Data entries
=-=-=

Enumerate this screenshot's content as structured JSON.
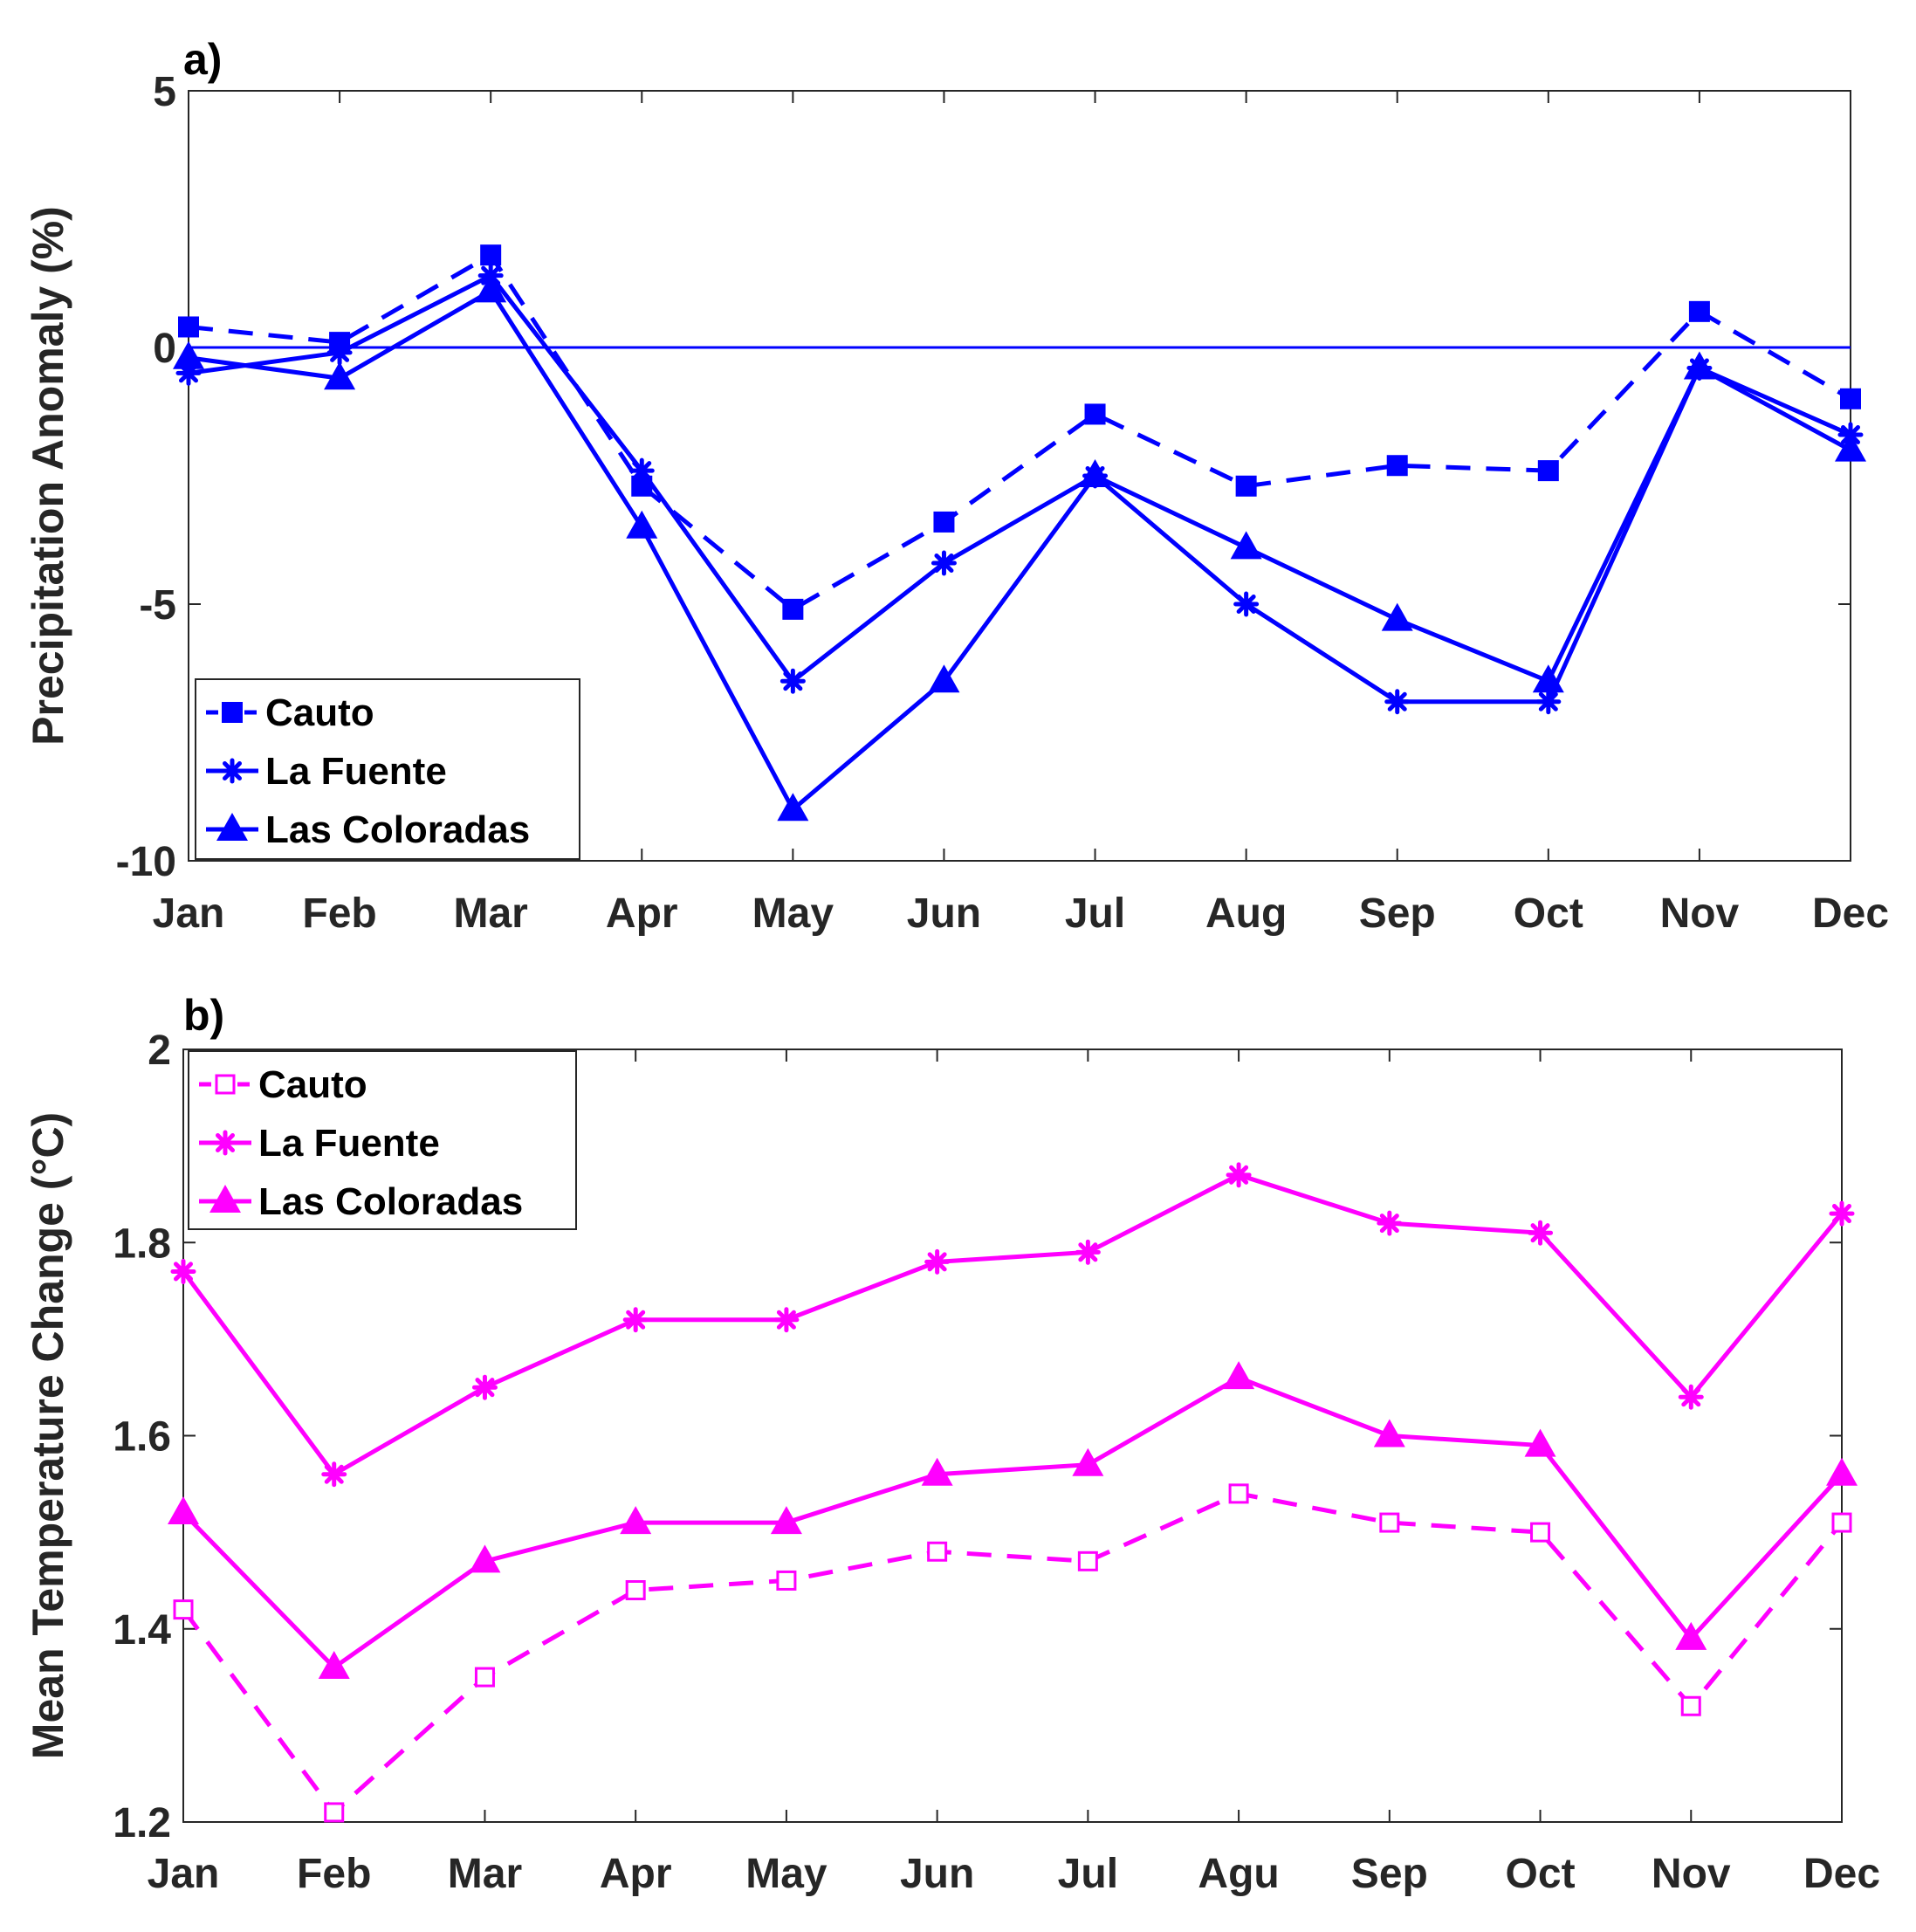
{
  "chart_data": [
    {
      "type": "line",
      "panel_label": "a)",
      "ylabel": "Precipitation Anomaly (%)",
      "xlabel": "",
      "ylim": [
        -10,
        5
      ],
      "yticks": [
        5,
        0,
        -5,
        -10
      ],
      "categories": [
        "Jan",
        "Feb",
        "Mar",
        "Apr",
        "May",
        "Jun",
        "Jul",
        "Aug",
        "Sep",
        "Oct",
        "Nov",
        "Dec"
      ],
      "color": "#0000ff",
      "reference_line": 0,
      "legend_position": "bottom-left",
      "series": [
        {
          "name": "Cauto",
          "style": "dashed",
          "marker": "filled-square",
          "values": [
            0.4,
            0.1,
            1.8,
            -2.7,
            -5.1,
            -3.4,
            -1.3,
            -2.7,
            -2.3,
            -2.4,
            0.7,
            -1.0
          ]
        },
        {
          "name": "La Fuente",
          "style": "solid",
          "marker": "asterisk",
          "values": [
            -0.5,
            -0.1,
            1.4,
            -2.4,
            -6.5,
            -4.2,
            -2.5,
            -5.0,
            -6.9,
            -6.9,
            -0.4,
            -1.7
          ]
        },
        {
          "name": "Las Coloradas",
          "style": "solid",
          "marker": "filled-triangle",
          "values": [
            -0.2,
            -0.6,
            1.1,
            -3.5,
            -9.0,
            -6.5,
            -2.5,
            -3.9,
            -5.3,
            -6.5,
            -0.4,
            -2.0
          ]
        }
      ]
    },
    {
      "type": "line",
      "panel_label": "b)",
      "ylabel": "Mean Temperature Change (°C)",
      "xlabel": "",
      "ylim": [
        1.2,
        2.0
      ],
      "yticks": [
        "2",
        "1.8",
        "1.6",
        "1.4",
        "1.2"
      ],
      "categories": [
        "Jan",
        "Feb",
        "Mar",
        "Apr",
        "May",
        "Jun",
        "Jul",
        "Agu",
        "Sep",
        "Oct",
        "Nov",
        "Dec"
      ],
      "color": "#ff00ff",
      "legend_position": "top-left",
      "series": [
        {
          "name": "Cauto",
          "style": "dashed",
          "marker": "open-square",
          "values": [
            1.42,
            1.21,
            1.35,
            1.44,
            1.45,
            1.48,
            1.47,
            1.54,
            1.51,
            1.5,
            1.32,
            1.51
          ]
        },
        {
          "name": "La Fuente",
          "style": "solid",
          "marker": "asterisk",
          "values": [
            1.77,
            1.56,
            1.65,
            1.72,
            1.72,
            1.78,
            1.79,
            1.87,
            1.82,
            1.81,
            1.64,
            1.83
          ]
        },
        {
          "name": "Las Coloradas",
          "style": "solid",
          "marker": "filled-triangle",
          "values": [
            1.52,
            1.36,
            1.47,
            1.51,
            1.51,
            1.56,
            1.57,
            1.66,
            1.6,
            1.59,
            1.39,
            1.56
          ]
        }
      ]
    }
  ]
}
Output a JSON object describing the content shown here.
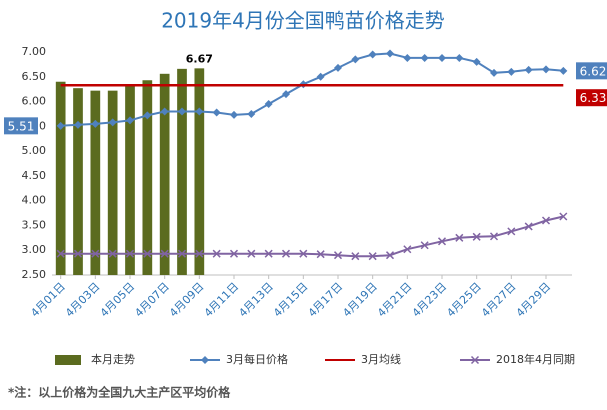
{
  "chart_data": {
    "type": "combo",
    "title": "2019年4月份全国鸭苗价格走势",
    "categories": [
      "4月01日",
      null,
      "4月03日",
      null,
      "4月05日",
      null,
      "4月07日",
      null,
      "4月09日",
      null,
      "4月11日",
      null,
      "4月13日",
      null,
      "4月15日",
      null,
      "4月17日",
      null,
      "4月19日",
      null,
      "4月21日",
      null,
      "4月23日",
      null,
      "4月25日",
      null,
      "4月27日",
      null,
      "4月29日",
      null
    ],
    "ylim": [
      2.5,
      7.0
    ],
    "yticks": [
      {
        "value": 2.5,
        "label": "2.50"
      },
      {
        "value": 3.0,
        "label": "3.00"
      },
      {
        "value": 3.5,
        "label": "3.50"
      },
      {
        "value": 4.0,
        "label": "4.00"
      },
      {
        "value": 4.5,
        "label": "4.50"
      },
      {
        "value": 5.0,
        "label": "5.00"
      },
      {
        "value": 5.5,
        "label": "5.50"
      },
      {
        "value": 6.0,
        "label": "6.00"
      },
      {
        "value": 6.5,
        "label": "6.50"
      },
      {
        "value": 7.0,
        "label": "7.00"
      }
    ],
    "grid": false,
    "legend": "bottom",
    "series": [
      {
        "name": "本月走势",
        "type": "bar",
        "color": "#5b6b1f",
        "values": [
          6.4,
          6.27,
          6.22,
          6.22,
          6.33,
          6.43,
          6.56,
          6.66,
          6.67,
          null,
          null,
          null,
          null,
          null,
          null,
          null,
          null,
          null,
          null,
          null,
          null,
          null,
          null,
          null,
          null,
          null,
          null,
          null,
          null,
          null
        ],
        "value_labels": [
          null,
          null,
          null,
          null,
          null,
          null,
          null,
          null,
          "6.67",
          null,
          null,
          null,
          null,
          null,
          null,
          null,
          null,
          null,
          null,
          null,
          null,
          null,
          null,
          null,
          null,
          null,
          null,
          null,
          null,
          null
        ]
      },
      {
        "name": "3月每日价格",
        "type": "line",
        "marker": "diamond",
        "color": "#4f81bd",
        "values": [
          5.51,
          5.53,
          5.55,
          5.58,
          5.62,
          5.72,
          5.8,
          5.8,
          5.8,
          5.78,
          5.73,
          5.75,
          5.95,
          6.15,
          6.35,
          6.5,
          6.68,
          6.85,
          6.95,
          6.97,
          6.88,
          6.88,
          6.88,
          6.88,
          6.8,
          6.58,
          6.6,
          6.64,
          6.65,
          6.62
        ],
        "value_labels": [
          "5.51",
          null,
          null,
          null,
          null,
          null,
          null,
          null,
          null,
          null,
          null,
          null,
          null,
          null,
          null,
          null,
          null,
          null,
          null,
          null,
          null,
          null,
          null,
          null,
          null,
          null,
          null,
          null,
          null,
          "6.62"
        ]
      },
      {
        "name": "3月均线",
        "type": "line",
        "marker": "none",
        "color": "#c00000",
        "values": [
          6.33,
          6.33,
          6.33,
          6.33,
          6.33,
          6.33,
          6.33,
          6.33,
          6.33,
          6.33,
          6.33,
          6.33,
          6.33,
          6.33,
          6.33,
          6.33,
          6.33,
          6.33,
          6.33,
          6.33,
          6.33,
          6.33,
          6.33,
          6.33,
          6.33,
          6.33,
          6.33,
          6.33,
          6.33,
          6.33
        ],
        "value_labels": [
          null,
          null,
          null,
          null,
          null,
          null,
          null,
          null,
          null,
          null,
          null,
          null,
          null,
          null,
          null,
          null,
          null,
          null,
          null,
          null,
          null,
          null,
          null,
          null,
          null,
          null,
          null,
          null,
          null,
          "6.33"
        ]
      },
      {
        "name": "2018年4月同期",
        "type": "line",
        "marker": "x",
        "color": "#8064a2",
        "values": [
          2.93,
          2.93,
          2.93,
          2.93,
          2.93,
          2.93,
          2.93,
          2.93,
          2.93,
          2.93,
          2.93,
          2.93,
          2.93,
          2.93,
          2.93,
          2.92,
          2.9,
          2.88,
          2.88,
          2.9,
          3.02,
          3.1,
          3.18,
          3.25,
          3.27,
          3.28,
          3.38,
          3.48,
          3.6,
          3.68
        ]
      }
    ],
    "footnote": "*注：以上价格为全国九大主产区平均价格"
  }
}
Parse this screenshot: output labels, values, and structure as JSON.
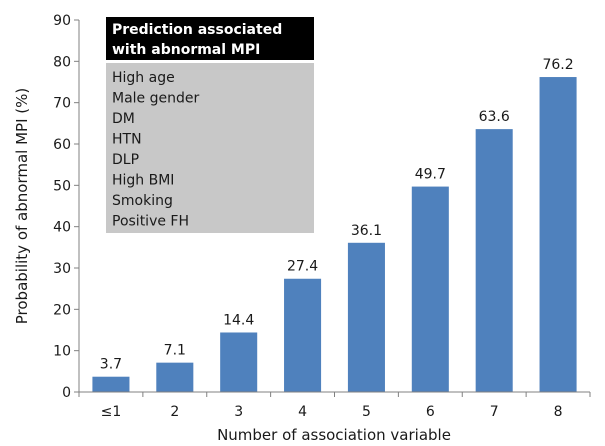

=-=-=

** YOUR OBJECTIVE **
Transcribe the complete set of entries verbatim. No pictures belong in the copy.

** COMPLETED EXERCISE **
Enumerate this screenshot's content as structured JSON.
{
  "chart_data": [
    {
      "type": "line",
      "panel_label": "a)",
      "ylabel": "Precipitation Anomaly (%)",
      "xlabel": "",
      "ylim": [
        -10,
        5
      ],
      "yticks": [
        5,
        0,
        -5,
        -10
      ],
      "categories": [
        "Jan",
        "Feb",
        "Mar",
        "Apr",
        "May",
        "Jun",
        "Jul",
        "Aug",
        "Sep",
        "Oct",
        "Nov",
        "Dec"
      ],
      "color": "#0000ff",
      "reference_line": 0,
      "legend_position": "bottom-left",
      "series": [
        {
          "name": "Cauto",
          "style": "dashed",
          "marker": "filled-square",
          "values": [
            0.4,
            0.1,
            1.8,
            -2.7,
            -5.1,
            -3.4,
            -1.3,
            -2.7,
            -2.3,
            -2.4,
            0.7,
            -1.0
          ]
        },
        {
          "name": "La Fuente",
          "style": "solid",
          "marker": "asterisk",
          "values": [
            -0.5,
            -0.1,
            1.4,
            -2.4,
            -6.5,
            -4.2,
            -2.5,
            -5.0,
            -6.9,
            -6.9,
            -0.4,
            -1.7
          ]
        },
        {
          "name": "Las Coloradas",
          "style": "solid",
          "marker": "filled-triangle",
          "values": [
            -0.2,
            -0.6,
            1.1,
            -3.5,
            -9.0,
            -6.5,
            -2.5,
            -3.9,
            -5.3,
            -6.5,
            -0.4,
            -2.0
          ]
        }
      ]
    },
    {
      "type": "line",
      "panel_label": "b)",
      "ylabel": "Mean Temperature Change (°C)",
      "xlabel": "",
      "ylim": [
        1.2,
        2.0
      ],
      "yticks": [
        "2",
        "1.8",
        "1.6",
        "1.4",
        "1.2"
      ],
      "categories": [
        "Jan",
        "Feb",
        "Mar",
        "Apr",
        "May",
        "Jun",
        "Jul",
        "Agu",
        "Sep",
        "Oct",
        "Nov",
        "Dec"
      ],
      "color": "#ff00ff",
      "legend_position": "top-left",
      "series": [
        {
          "name": "Cauto",
          "style": "dashed",
          "marker": "open-square",
          "values": [
            1.42,
            1.21,
            1.35,
            1.44,
            1.45,
            1.48,
            1.47,
            1.54,
            1.51,
            1.5,
            1.32,
            1.51
          ]
        },
        {
          "name": "La Fuente",
          "style": "solid",
          "marker": "asterisk",
          "values": [
            1.77,
            1.56,
            1.65,
            1.72,
            1.72,
            1.78,
            1.79,
            1.87,
            1.82,
            1.81,
            1.64,
            1.83
          ]
        },
        {
          "name": "Las Coloradas",
          "style": "solid",
          "marker": "filled-triangle",
          "values": [
            1.52,
            1.36,
            1.47,
            1.51,
            1.51,
            1.56,
            1.57,
            1.66,
            1.6,
            1.59,
            1.39,
            1.56
          ]
        }
      ]
    }
  ]
}
Output a JSON object describing the content shown here.
{
  "chart_data": {
    "type": "combo",
    "title": "2019年4月份全国鸭苗价格走势",
    "categories": [
      "4月01日",
      null,
      "4月03日",
      null,
      "4月05日",
      null,
      "4月07日",
      null,
      "4月09日",
      null,
      "4月11日",
      null,
      "4月13日",
      null,
      "4月15日",
      null,
      "4月17日",
      null,
      "4月19日",
      null,
      "4月21日",
      null,
      "4月23日",
      null,
      "4月25日",
      null,
      "4月27日",
      null,
      "4月29日",
      null
    ],
    "ylim": [
      2.5,
      7.0
    ],
    "yticks": [
      {
        "value": 2.5,
        "label": "2.50"
      },
      {
        "value": 3.0,
        "label": "3.00"
      },
      {
        "value": 3.5,
        "label": "3.50"
      },
      {
        "value": 4.0,
        "label": "4.00"
      },
      {
        "value": 4.5,
        "label": "4.50"
      },
      {
        "value": 5.0,
        "label": "5.00"
      },
      {
        "value": 5.5,
        "label": "5.50"
      },
      {
        "value": 6.0,
        "label": "6.00"
      },
      {
        "value": 6.5,
        "label": "6.50"
      },
      {
        "value": 7.0,
        "label": "7.00"
      }
    ],
    "grid": false,
    "legend": "bottom",
    "series": [
      {
        "name": "本月走势",
        "type": "bar",
        "color": "#5b6b1f",
        "values": [
          6.4,
          6.27,
          6.22,
          6.22,
          6.33,
          6.43,
          6.56,
          6.66,
          6.67,
          null,
          null,
          null,
          null,
          null,
          null,
          null,
          null,
          null,
          null,
          null,
          null,
          null,
          null,
          null,
          null,
          null,
          null,
          null,
          null,
          null
        ],
        "value_labels": [
          null,
          null,
          null,
          null,
          null,
          null,
          null,
          null,
          "6.67",
          null,
          null,
          null,
          null,
          null,
          null,
          null,
          null,
          null,
          null,
          null,
          null,
          null,
          null,
          null,
          null,
          null,
          null,
          null,
          null,
          null
        ]
      },
      {
        "name": "3月每日价格",
        "type": "line",
        "marker": "diamond",
        "color": "#4f81bd",
        "values": [
          5.51,
          5.53,
          5.55,
          5.58,
          5.62,
          5.72,
          5.8,
          5.8,
          5.8,
          5.78,
          5.73,
          5.75,
          5.95,
          6.15,
          6.35,
          6.5,
          6.68,
          6.85,
          6.95,
          6.97,
          6.88,
          6.88,
          6.88,
          6.88,
          6.8,
          6.58,
          6.6,
          6.64,
          6.65,
          6.62
        ],
        "value_labels": [
          "5.51",
          null,
          null,
          null,
          null,
          null,
          null,
          null,
          null,
          null,
          null,
          null,
          null,
          null,
          null,
          null,
          null,
          null,
          null,
          null,
          null,
          null,
          null,
          null,
          null,
          null,
          null,
          null,
          null,
          "6.62"
        ]
      },
      {
        "name": "3月均线",
        "type": "line",
        "marker": "none",
        "color": "#c00000",
        "values": [
          6.33,
          6.33,
          6.33,
          6.33,
          6.33,
          6.33,
          6.33,
          6.33,
          6.33,
          6.33,
          6.33,
          6.33,
          6.33,
          6.33,
          6.33,
          6.33,
          6.33,
          6.33,
          6.33,
          6.33,
          6.33,
          6.33,
          6.33,
          6.33,
          6.33,
          6.33,
          6.33,
          6.33,
          6.33,
          6.33
        ],
        "value_labels": [
          null,
          null,
          null,
          null,
          null,
          null,
          null,
          null,
          null,
          null,
          null,
          null,
          null,
          null,
          null,
          null,
          null,
          null,
          null,
          null,
          null,
          null,
          null,
          null,
          null,
          null,
          null,
          null,
          null,
          "6.33"
        ]
      },
      {
        "name": "2018年4月同期",
        "type": "line",
        "marker": "x",
        "color": "#8064a2",
        "values": [
          2.93,
          2.93,
          2.93,
          2.93,
          2.93,
          2.93,
          2.93,
          2.93,
          2.93,
          2.93,
          2.93,
          2.93,
          2.93,
          2.93,
          2.93,
          2.92,
          2.9,
          2.88,
          2.88,
          2.9,
          3.02,
          3.1,
          3.18,
          3.25,
          3.27,
          3.28,
          3.38,
          3.48,
          3.6,
          3.68
        ]
      }
    ],
    "footnote": "*注：以上价格为全国九大主产区平均价格"
  }
}
Parse this screenshot: output labels, values, and structure as JSON.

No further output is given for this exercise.